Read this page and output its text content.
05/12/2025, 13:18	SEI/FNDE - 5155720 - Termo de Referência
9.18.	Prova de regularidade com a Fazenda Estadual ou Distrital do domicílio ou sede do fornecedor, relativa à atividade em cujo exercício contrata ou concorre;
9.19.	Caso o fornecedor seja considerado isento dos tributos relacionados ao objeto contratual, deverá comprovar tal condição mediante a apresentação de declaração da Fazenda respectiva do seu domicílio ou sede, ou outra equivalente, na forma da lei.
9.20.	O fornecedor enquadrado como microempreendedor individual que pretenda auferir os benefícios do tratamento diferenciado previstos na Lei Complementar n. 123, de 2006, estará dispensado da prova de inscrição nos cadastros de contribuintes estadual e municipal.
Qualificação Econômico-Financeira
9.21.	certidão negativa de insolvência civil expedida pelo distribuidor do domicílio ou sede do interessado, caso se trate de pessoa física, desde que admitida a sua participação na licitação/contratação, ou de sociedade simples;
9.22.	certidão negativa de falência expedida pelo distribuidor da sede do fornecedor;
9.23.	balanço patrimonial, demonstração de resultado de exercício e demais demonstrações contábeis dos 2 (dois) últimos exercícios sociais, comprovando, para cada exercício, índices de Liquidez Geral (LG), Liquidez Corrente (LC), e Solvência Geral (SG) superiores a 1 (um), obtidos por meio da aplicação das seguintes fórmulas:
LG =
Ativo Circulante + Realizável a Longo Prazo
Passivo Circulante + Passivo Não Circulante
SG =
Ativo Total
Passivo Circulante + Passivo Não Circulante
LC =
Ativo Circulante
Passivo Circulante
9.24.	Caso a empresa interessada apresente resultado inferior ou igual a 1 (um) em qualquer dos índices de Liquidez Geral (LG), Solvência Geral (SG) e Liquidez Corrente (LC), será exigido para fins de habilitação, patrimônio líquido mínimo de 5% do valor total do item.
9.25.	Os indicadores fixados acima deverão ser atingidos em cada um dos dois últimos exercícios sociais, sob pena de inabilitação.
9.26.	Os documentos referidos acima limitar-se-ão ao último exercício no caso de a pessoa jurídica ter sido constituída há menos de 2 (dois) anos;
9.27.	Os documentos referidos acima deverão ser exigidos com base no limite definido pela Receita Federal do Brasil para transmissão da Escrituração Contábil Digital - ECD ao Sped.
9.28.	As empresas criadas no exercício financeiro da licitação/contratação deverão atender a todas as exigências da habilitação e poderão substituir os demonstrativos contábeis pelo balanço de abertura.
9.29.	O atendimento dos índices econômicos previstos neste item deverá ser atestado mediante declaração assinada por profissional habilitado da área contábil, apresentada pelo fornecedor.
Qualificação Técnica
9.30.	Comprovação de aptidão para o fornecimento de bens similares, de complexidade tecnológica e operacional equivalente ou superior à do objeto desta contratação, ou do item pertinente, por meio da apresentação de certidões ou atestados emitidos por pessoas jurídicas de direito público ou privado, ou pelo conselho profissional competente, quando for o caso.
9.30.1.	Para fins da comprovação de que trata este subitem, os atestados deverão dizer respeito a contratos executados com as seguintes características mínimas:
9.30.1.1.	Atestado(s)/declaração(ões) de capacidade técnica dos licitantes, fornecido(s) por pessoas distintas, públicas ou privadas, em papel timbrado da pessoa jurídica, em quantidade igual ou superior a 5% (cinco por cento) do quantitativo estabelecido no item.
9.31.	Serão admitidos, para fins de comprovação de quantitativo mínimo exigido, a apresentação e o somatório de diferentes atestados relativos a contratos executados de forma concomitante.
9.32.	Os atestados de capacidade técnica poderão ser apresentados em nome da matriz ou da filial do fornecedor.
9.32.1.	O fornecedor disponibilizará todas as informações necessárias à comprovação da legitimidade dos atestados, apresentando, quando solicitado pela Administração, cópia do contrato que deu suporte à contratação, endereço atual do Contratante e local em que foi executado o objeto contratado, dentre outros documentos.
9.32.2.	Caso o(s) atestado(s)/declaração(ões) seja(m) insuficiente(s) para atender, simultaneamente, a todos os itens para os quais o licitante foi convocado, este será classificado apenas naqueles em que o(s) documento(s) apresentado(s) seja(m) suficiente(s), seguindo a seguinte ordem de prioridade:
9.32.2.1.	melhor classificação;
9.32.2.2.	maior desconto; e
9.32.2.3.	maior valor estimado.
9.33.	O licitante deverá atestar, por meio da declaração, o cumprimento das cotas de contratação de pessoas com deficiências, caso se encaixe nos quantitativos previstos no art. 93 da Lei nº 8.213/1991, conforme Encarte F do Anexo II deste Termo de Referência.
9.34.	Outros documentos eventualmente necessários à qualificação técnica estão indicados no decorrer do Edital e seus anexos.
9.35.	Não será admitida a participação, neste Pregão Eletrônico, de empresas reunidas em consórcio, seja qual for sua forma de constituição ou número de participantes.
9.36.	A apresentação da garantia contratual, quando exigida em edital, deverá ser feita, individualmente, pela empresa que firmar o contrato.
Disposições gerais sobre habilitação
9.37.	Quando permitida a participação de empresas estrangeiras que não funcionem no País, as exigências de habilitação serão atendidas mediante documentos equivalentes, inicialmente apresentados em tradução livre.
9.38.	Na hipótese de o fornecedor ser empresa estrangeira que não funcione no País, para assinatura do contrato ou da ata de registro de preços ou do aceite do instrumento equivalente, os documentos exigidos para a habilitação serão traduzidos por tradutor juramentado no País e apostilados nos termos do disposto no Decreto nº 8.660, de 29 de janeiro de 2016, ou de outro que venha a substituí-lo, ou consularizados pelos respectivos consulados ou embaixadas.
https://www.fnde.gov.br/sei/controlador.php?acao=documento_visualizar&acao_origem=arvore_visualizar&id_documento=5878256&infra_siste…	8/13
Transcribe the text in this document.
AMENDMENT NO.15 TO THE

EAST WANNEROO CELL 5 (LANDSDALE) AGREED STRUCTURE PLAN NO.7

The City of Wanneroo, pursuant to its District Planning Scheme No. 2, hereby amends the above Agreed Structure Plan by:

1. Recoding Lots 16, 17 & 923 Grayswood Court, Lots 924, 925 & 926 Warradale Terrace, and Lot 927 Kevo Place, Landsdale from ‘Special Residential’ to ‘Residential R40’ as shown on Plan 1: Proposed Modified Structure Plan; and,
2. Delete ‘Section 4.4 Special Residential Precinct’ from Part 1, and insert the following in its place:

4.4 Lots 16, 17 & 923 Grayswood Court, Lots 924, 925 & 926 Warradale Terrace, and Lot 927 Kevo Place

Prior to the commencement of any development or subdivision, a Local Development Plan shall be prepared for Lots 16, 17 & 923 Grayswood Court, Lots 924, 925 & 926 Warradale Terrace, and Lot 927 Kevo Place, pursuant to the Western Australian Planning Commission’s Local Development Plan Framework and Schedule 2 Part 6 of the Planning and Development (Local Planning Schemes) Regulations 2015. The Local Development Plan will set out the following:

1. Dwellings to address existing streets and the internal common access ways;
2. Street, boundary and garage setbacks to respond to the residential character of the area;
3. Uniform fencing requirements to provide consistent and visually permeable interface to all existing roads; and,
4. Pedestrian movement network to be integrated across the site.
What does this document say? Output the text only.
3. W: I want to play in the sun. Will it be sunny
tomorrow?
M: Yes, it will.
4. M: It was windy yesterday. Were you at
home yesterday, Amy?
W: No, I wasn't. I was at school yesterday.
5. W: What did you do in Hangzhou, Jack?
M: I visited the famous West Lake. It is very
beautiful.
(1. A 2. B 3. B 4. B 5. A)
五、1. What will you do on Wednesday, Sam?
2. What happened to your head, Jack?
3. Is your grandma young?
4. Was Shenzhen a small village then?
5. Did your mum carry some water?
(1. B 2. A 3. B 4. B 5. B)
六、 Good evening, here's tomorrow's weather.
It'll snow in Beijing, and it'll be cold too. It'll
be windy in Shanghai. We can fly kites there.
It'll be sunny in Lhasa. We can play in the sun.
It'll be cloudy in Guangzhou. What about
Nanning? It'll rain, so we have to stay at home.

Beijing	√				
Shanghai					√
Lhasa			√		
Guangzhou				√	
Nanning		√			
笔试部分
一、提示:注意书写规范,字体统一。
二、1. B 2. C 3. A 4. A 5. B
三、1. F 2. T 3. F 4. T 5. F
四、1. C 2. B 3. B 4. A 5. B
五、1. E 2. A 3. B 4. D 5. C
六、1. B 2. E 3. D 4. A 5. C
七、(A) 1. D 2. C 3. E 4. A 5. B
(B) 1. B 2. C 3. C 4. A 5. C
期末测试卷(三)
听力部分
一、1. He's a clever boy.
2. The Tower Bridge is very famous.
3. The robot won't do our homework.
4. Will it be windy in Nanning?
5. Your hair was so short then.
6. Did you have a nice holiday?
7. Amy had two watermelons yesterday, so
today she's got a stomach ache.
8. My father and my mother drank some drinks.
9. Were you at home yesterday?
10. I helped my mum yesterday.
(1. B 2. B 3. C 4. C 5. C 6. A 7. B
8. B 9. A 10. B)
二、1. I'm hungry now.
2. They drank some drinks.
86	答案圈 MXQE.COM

== Set problem ==
Your task is to collect every line above that contains the word "empresas".

== Exercise answer ==
9.28.	As empresas criadas no exercício financeiro da licitação/contratação deverão atender a todas as exigências da habilitação e poderão substituir os demonstrativos contábeis pelo balanço de abertura.
9.35.	Não será admitida a participação, neste Pregão Eletrônico, de empresas reunidas em consórcio, seja qual for sua forma de constituição ou número de participantes.
9.37.	Quando permitida a participação de empresas estrangeiras que não funcionem no País, as exigências de habilitação serão atendidas mediante documentos equivalentes, inicialmente apresentados em tradução livre.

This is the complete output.